>> Begin Working data
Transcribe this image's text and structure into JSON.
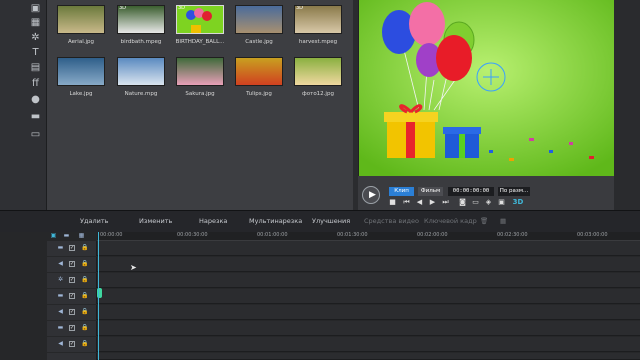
{
  "library": {
    "thumbnails": [
      {
        "label": "Aerial.jpg",
        "badge": "",
        "colors": [
          "#6b7a3c",
          "#c9b98a"
        ]
      },
      {
        "label": "birdbath.mpeg",
        "badge": "3D",
        "colors": [
          "#3b5e2f",
          "#e8e8e8"
        ]
      },
      {
        "label": "BIRTHDAY_BALL...",
        "badge": "3D",
        "colors": [
          "#7ed321",
          "#e64a8a"
        ]
      },
      {
        "label": "Castle.jpg",
        "badge": "",
        "colors": [
          "#4a6b9b",
          "#a89070"
        ]
      },
      {
        "label": "harvest.mpeg",
        "badge": "3D",
        "colors": [
          "#8a7a4a",
          "#d8c8a8"
        ]
      },
      {
        "label": "Lake.jpg",
        "badge": "",
        "colors": [
          "#2f5f8a",
          "#88aac8"
        ]
      },
      {
        "label": "Nature.mpg",
        "badge": "",
        "colors": [
          "#5a8ac0",
          "#d9e4ef"
        ]
      },
      {
        "label": "Sakura.jpg",
        "badge": "",
        "colors": [
          "#3f6a3a",
          "#e8a0b8"
        ]
      },
      {
        "label": "Tulips.jpg",
        "badge": "",
        "colors": [
          "#c8a020",
          "#d04020"
        ]
      },
      {
        "label": "фото12.jpg",
        "badge": "",
        "colors": [
          "#8ab040",
          "#f0d8a0"
        ]
      }
    ]
  },
  "player": {
    "tab_clip": "Клип",
    "tab_movie": "Фильм",
    "timecode": "00:00:00:00",
    "fit_label": "По разм...",
    "mode_3d": "3D"
  },
  "edit_tabs": [
    "Удалить",
    "Изменить",
    "Нарезка",
    "Мультинарезка",
    "Улучшения",
    "Средства видео",
    "Ключевой кадр"
  ],
  "timeline": {
    "ruler_labels": [
      "00:00:00",
      "00:00:30:00",
      "00:01:00:00",
      "00:01:30:00",
      "00:02:00:00",
      "00:02:30:00",
      "00:03:00:00"
    ]
  },
  "colors": {
    "accent": "#3fb7d8",
    "preview_bg": "#7ed321",
    "clip_tab_active": "#2b7fd6"
  }
}
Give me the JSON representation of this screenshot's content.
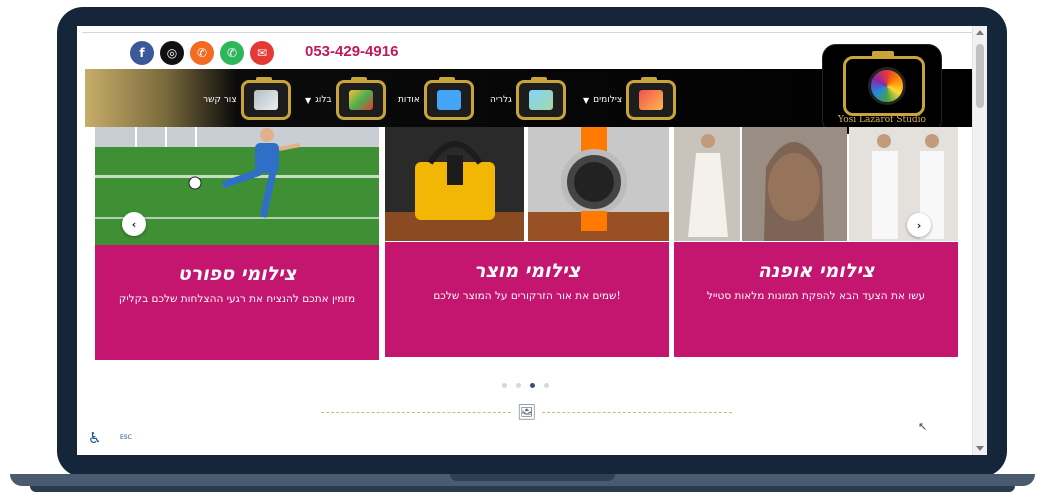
{
  "topbar": {
    "phone": "053-429-4916",
    "social": [
      {
        "name": "facebook-icon",
        "glyph": "f",
        "color": "#3b5998"
      },
      {
        "name": "instagram-icon",
        "glyph": "◎",
        "color": "#111111"
      },
      {
        "name": "phone-icon",
        "glyph": "✆",
        "color": "#f26b21"
      },
      {
        "name": "whatsapp-icon",
        "glyph": "✆",
        "color": "#2fb65a"
      },
      {
        "name": "email-icon",
        "glyph": "✉",
        "color": "#e53935"
      }
    ]
  },
  "nav": {
    "items": [
      {
        "label": "צילומים",
        "has_dropdown": true
      },
      {
        "label": "גלריה",
        "has_dropdown": false
      },
      {
        "label": "אודות",
        "has_dropdown": false
      },
      {
        "label": "בלוג",
        "has_dropdown": true
      },
      {
        "label": "צור קשר",
        "has_dropdown": false
      }
    ]
  },
  "logo": {
    "text": "Yosi Lazarof Studio"
  },
  "carousel": {
    "slides": [
      {
        "title": "צילומי ספורט",
        "text": "מזמין אתכם להנציח את רגעי ההצלחות שלכם בקליק"
      },
      {
        "title": "צילומי מוצר",
        "text": "שמים את אור הזרקורים על המוצר שלכם!"
      },
      {
        "title": "צילומי אופנה",
        "text": "עשו את הצעד הבא להפקת תמונות מלאות סטייל"
      }
    ],
    "dots_count": 4,
    "active_dot": 2
  },
  "accessibility": {
    "esc_label": "ESC"
  }
}
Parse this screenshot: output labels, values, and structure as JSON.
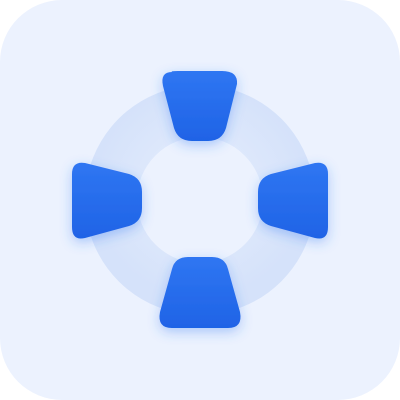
{
  "app_icon": {
    "icon": "lifebuoy-icon",
    "colors": {
      "tile_background": "#ECF2FE",
      "ring_light": "#DCE7FC",
      "ring_shade": "#D3E0F9",
      "segment_blue": "#2F76F2",
      "segment_blue_dark": "#1F63E6",
      "segment_shadow": "#2F76F2"
    }
  }
}
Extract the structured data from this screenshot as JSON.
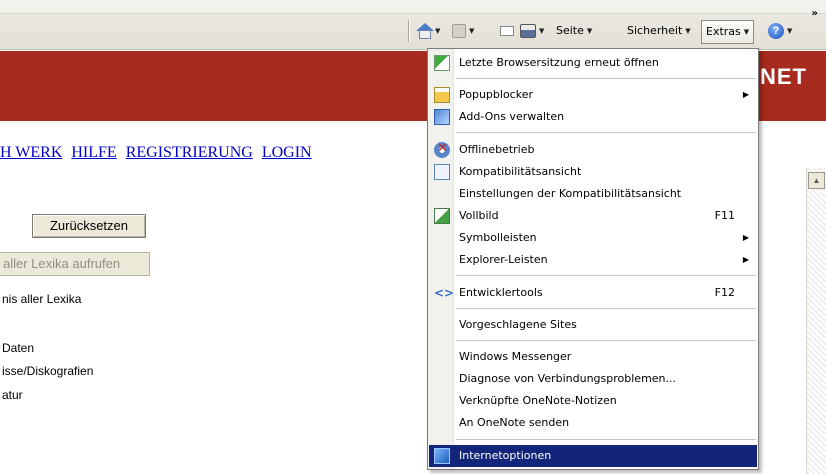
{
  "toolbar": {
    "page_label": "Seite",
    "security_label": "Sicherheit",
    "extras_label": "Extras",
    "overflow": "»"
  },
  "banner": {
    "logo_fragment": "NET"
  },
  "page": {
    "nav_links": [
      "H WERK",
      "HILFE",
      "REGISTRIERUNG",
      "LOGIN"
    ],
    "reset_button": "Zurücksetzen",
    "lexika_button": "aller Lexika aufrufen",
    "text_lines": [
      "nis aller Lexika",
      "Daten",
      "isse/Diskografien",
      "atur"
    ]
  },
  "menu": {
    "items": [
      {
        "label": "Letzte Browsersitzung erneut öffnen",
        "icon": "history-icon"
      },
      {
        "label": "Popupblocker",
        "icon": "popup-blocker-icon",
        "submenu": true
      },
      {
        "label": "Add-Ons verwalten",
        "icon": "addons-icon"
      },
      {
        "label": "Offlinebetrieb",
        "icon": "offline-icon"
      },
      {
        "label": "Kompatibilitätsansicht",
        "icon": "compatibility-icon"
      },
      {
        "label": "Einstellungen der Kompatibilitätsansicht"
      },
      {
        "label": "Vollbild",
        "icon": "fullscreen-icon",
        "shortcut": "F11"
      },
      {
        "label": "Symbolleisten",
        "submenu": true
      },
      {
        "label": "Explorer-Leisten",
        "submenu": true
      },
      {
        "label": "Entwicklertools",
        "icon": "developer-tools-icon",
        "shortcut": "F12"
      },
      {
        "label": "Vorgeschlagene Sites"
      },
      {
        "label": "Windows Messenger"
      },
      {
        "label": "Diagnose von Verbindungsproblemen..."
      },
      {
        "label": "Verknüpfte OneNote-Notizen"
      },
      {
        "label": "An OneNote senden"
      },
      {
        "label": "Internetoptionen",
        "icon": "internet-options-icon",
        "highlighted": true
      }
    ]
  },
  "colors": {
    "banner": "#a62a1e",
    "menu_highlight": "#12257a",
    "link": "#0000cc"
  }
}
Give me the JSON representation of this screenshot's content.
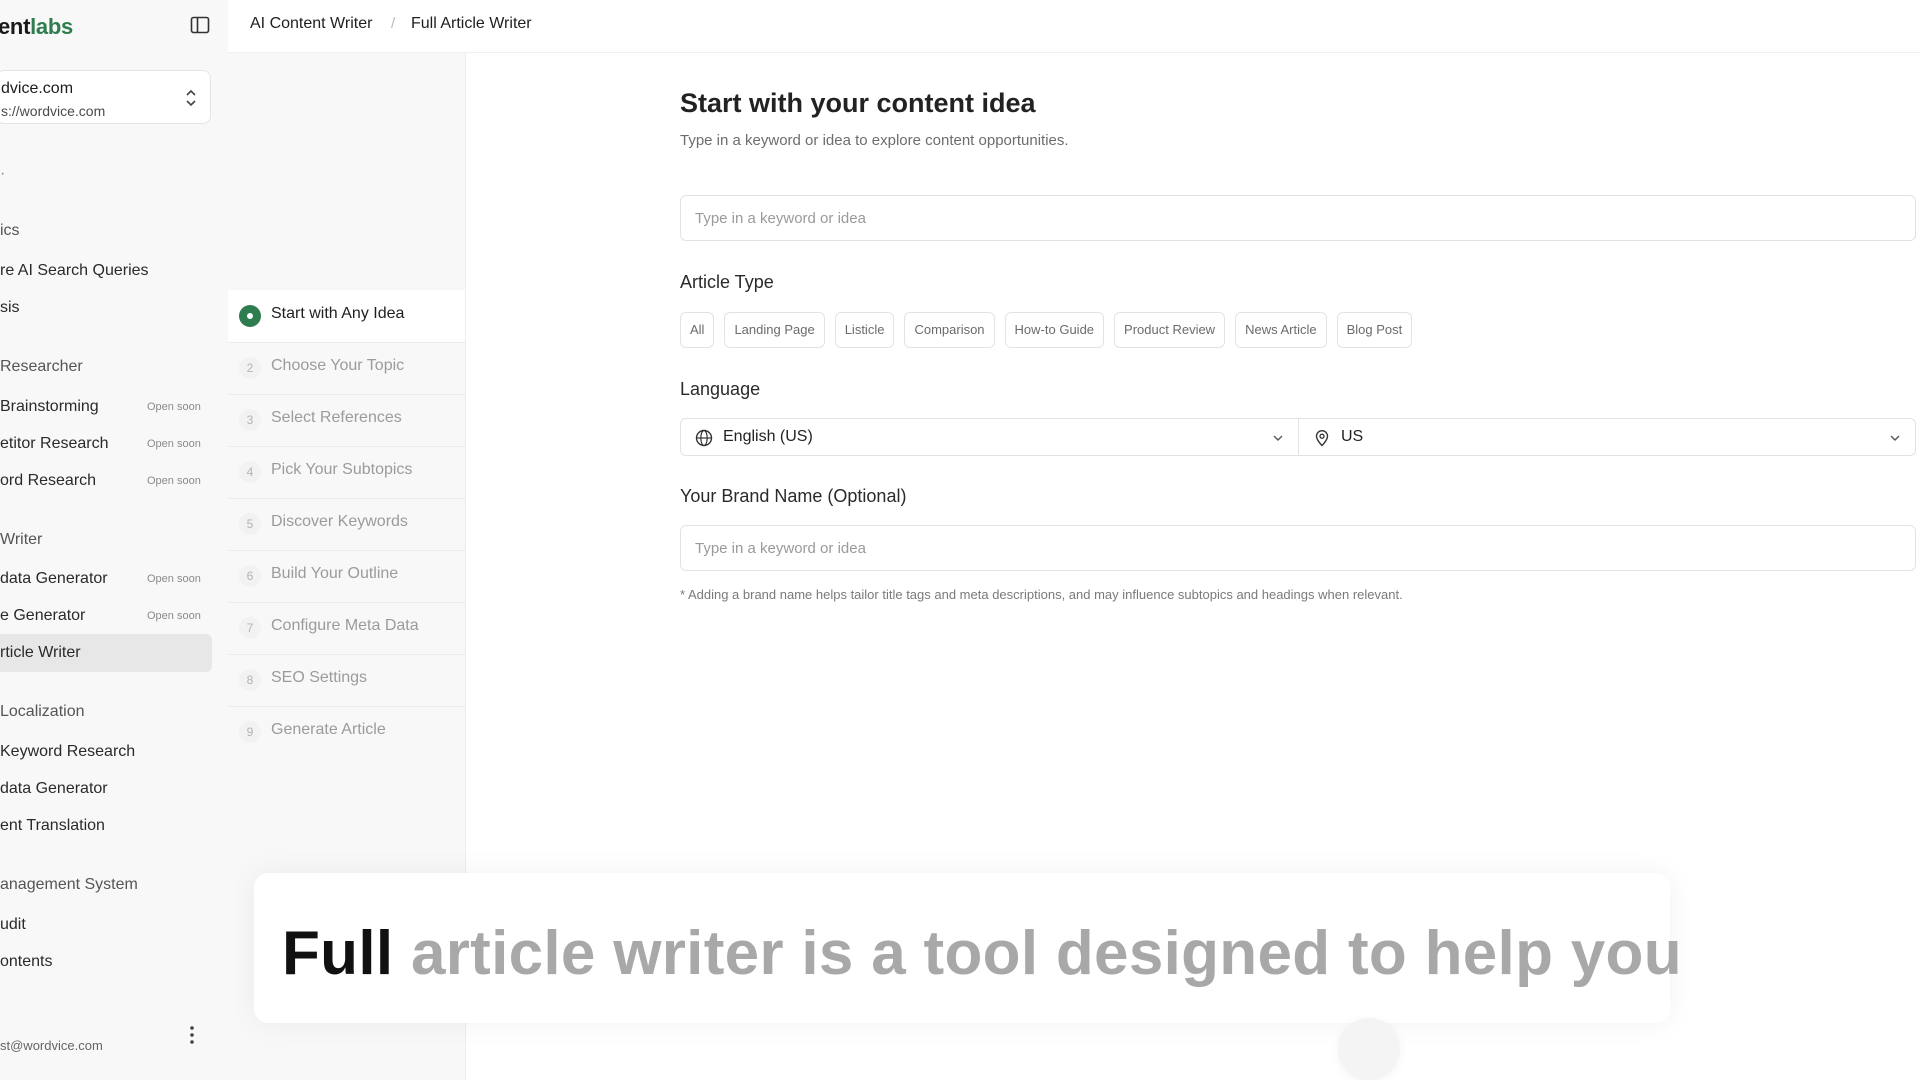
>> End Working data
- Instructions for the task: Leave out the pictures and print each record exactly as it stands.

- Exercise output:
Transcribe this image's text and structure into JSON.
{
  "library": {
    "thumbnails": [
      {
        "label": "Aerial.jpg",
        "badge": "",
        "colors": [
          "#6b7a3c",
          "#c9b98a"
        ]
      },
      {
        "label": "birdbath.mpeg",
        "badge": "3D",
        "colors": [
          "#3b5e2f",
          "#e8e8e8"
        ]
      },
      {
        "label": "BIRTHDAY_BALL...",
        "badge": "3D",
        "colors": [
          "#7ed321",
          "#e64a8a"
        ]
      },
      {
        "label": "Castle.jpg",
        "badge": "",
        "colors": [
          "#4a6b9b",
          "#a89070"
        ]
      },
      {
        "label": "harvest.mpeg",
        "badge": "3D",
        "colors": [
          "#8a7a4a",
          "#d8c8a8"
        ]
      },
      {
        "label": "Lake.jpg",
        "badge": "",
        "colors": [
          "#2f5f8a",
          "#88aac8"
        ]
      },
      {
        "label": "Nature.mpg",
        "badge": "",
        "colors": [
          "#5a8ac0",
          "#d9e4ef"
        ]
      },
      {
        "label": "Sakura.jpg",
        "badge": "",
        "colors": [
          "#3f6a3a",
          "#e8a0b8"
        ]
      },
      {
        "label": "Tulips.jpg",
        "badge": "",
        "colors": [
          "#c8a020",
          "#d04020"
        ]
      },
      {
        "label": "фото12.jpg",
        "badge": "",
        "colors": [
          "#8ab040",
          "#f0d8a0"
        ]
      }
    ]
  },
  "player": {
    "tab_clip": "Клип",
    "tab_movie": "Фильм",
    "timecode": "00:00:00:00",
    "fit_label": "По разм...",
    "mode_3d": "3D"
  },
  "edit_tabs": [
    "Удалить",
    "Изменить",
    "Нарезка",
    "Мультинарезка",
    "Улучшения",
    "Средства видео",
    "Ключевой кадр"
  ],
  "timeline": {
    "ruler_labels": [
      "00:00:00",
      "00:00:30:00",
      "00:01:00:00",
      "00:01:30:00",
      "00:02:00:00",
      "00:02:30:00",
      "00:03:00:00"
    ]
  },
  "colors": {
    "accent": "#3fb7d8",
    "preview_bg": "#7ed321",
    "clip_tab_active": "#2b7fd6"
  }
}
Give me the JSON representation of this screenshot's content.
{
  "topbar": {
    "phone": "053-429-4916",
    "social": [
      {
        "name": "facebook-icon",
        "glyph": "f",
        "color": "#3b5998"
      },
      {
        "name": "instagram-icon",
        "glyph": "◎",
        "color": "#111111"
      },
      {
        "name": "phone-icon",
        "glyph": "✆",
        "color": "#f26b21"
      },
      {
        "name": "whatsapp-icon",
        "glyph": "✆",
        "color": "#2fb65a"
      },
      {
        "name": "email-icon",
        "glyph": "✉",
        "color": "#e53935"
      }
    ]
  },
  "nav": {
    "items": [
      {
        "label": "צילומים",
        "has_dropdown": true
      },
      {
        "label": "גלריה",
        "has_dropdown": false
      },
      {
        "label": "אודות",
        "has_dropdown": false
      },
      {
        "label": "בלוג",
        "has_dropdown": true
      },
      {
        "label": "צור קשר",
        "has_dropdown": false
      }
    ]
  },
  "logo": {
    "text": "Yosi Lazarof Studio"
  },
  "carousel": {
    "slides": [
      {
        "title": "צילומי ספורט",
        "text": "מזמין אתכם להנציח את רגעי ההצלחות שלכם בקליק"
      },
      {
        "title": "צילומי מוצר",
        "text": "שמים את אור הזרקורים על המוצר שלכם!"
      },
      {
        "title": "צילומי אופנה",
        "text": "עשו את הצעד הבא להפקת תמונות מלאות סטייל"
      }
    ],
    "dots_count": 4,
    "active_dot": 2
  },
  "accessibility": {
    "esc_label": "ESC"
  }
}
Parse this screenshot: output labels, values, and structure as JSON.
{
  "app_icon": {
    "icon": "lifebuoy-icon",
    "colors": {
      "tile_background": "#ECF2FE",
      "ring_light": "#DCE7FC",
      "ring_shade": "#D3E0F9",
      "segment_blue": "#2F76F2",
      "segment_blue_dark": "#1F63E6",
      "segment_shadow": "#2F76F2"
    }
  }
}
Extract the structured data from this screenshot as JSON.
{
  "toolbar": {
    "page_label": "Seite",
    "security_label": "Sicherheit",
    "extras_label": "Extras",
    "overflow": "»"
  },
  "banner": {
    "logo_fragment": "NET"
  },
  "page": {
    "nav_links": [
      "H WERK",
      "HILFE",
      "REGISTRIERUNG",
      "LOGIN"
    ],
    "reset_button": "Zurücksetzen",
    "lexika_button": "aller Lexika aufrufen",
    "text_lines": [
      "nis aller Lexika",
      "Daten",
      "isse/Diskografien",
      "atur"
    ]
  },
  "menu": {
    "items": [
      {
        "label": "Letzte Browsersitzung erneut öffnen",
        "icon": "history-icon"
      },
      {
        "label": "Popupblocker",
        "icon": "popup-blocker-icon",
        "submenu": true
      },
      {
        "label": "Add-Ons verwalten",
        "icon": "addons-icon"
      },
      {
        "label": "Offlinebetrieb",
        "icon": "offline-icon"
      },
      {
        "label": "Kompatibilitätsansicht",
        "icon": "compatibility-icon"
      },
      {
        "label": "Einstellungen der Kompatibilitätsansicht"
      },
      {
        "label": "Vollbild",
        "icon": "fullscreen-icon",
        "shortcut": "F11"
      },
      {
        "label": "Symbolleisten",
        "submenu": true
      },
      {
        "label": "Explorer-Leisten",
        "submenu": true
      },
      {
        "label": "Entwicklertools",
        "icon": "developer-tools-icon",
        "shortcut": "F12"
      },
      {
        "label": "Vorgeschlagene Sites"
      },
      {
        "label": "Windows Messenger"
      },
      {
        "label": "Diagnose von Verbindungsproblemen..."
      },
      {
        "label": "Verknüpfte OneNote-Notizen"
      },
      {
        "label": "An OneNote senden"
      },
      {
        "label": "Internetoptionen",
        "icon": "internet-options-icon",
        "highlighted": true
      }
    ]
  },
  "colors": {
    "banner": "#a62a1e",
    "menu_highlight": "#12257a",
    "link": "#0000cc"
  }
}
Give me the JSON representation of this screenshot's content.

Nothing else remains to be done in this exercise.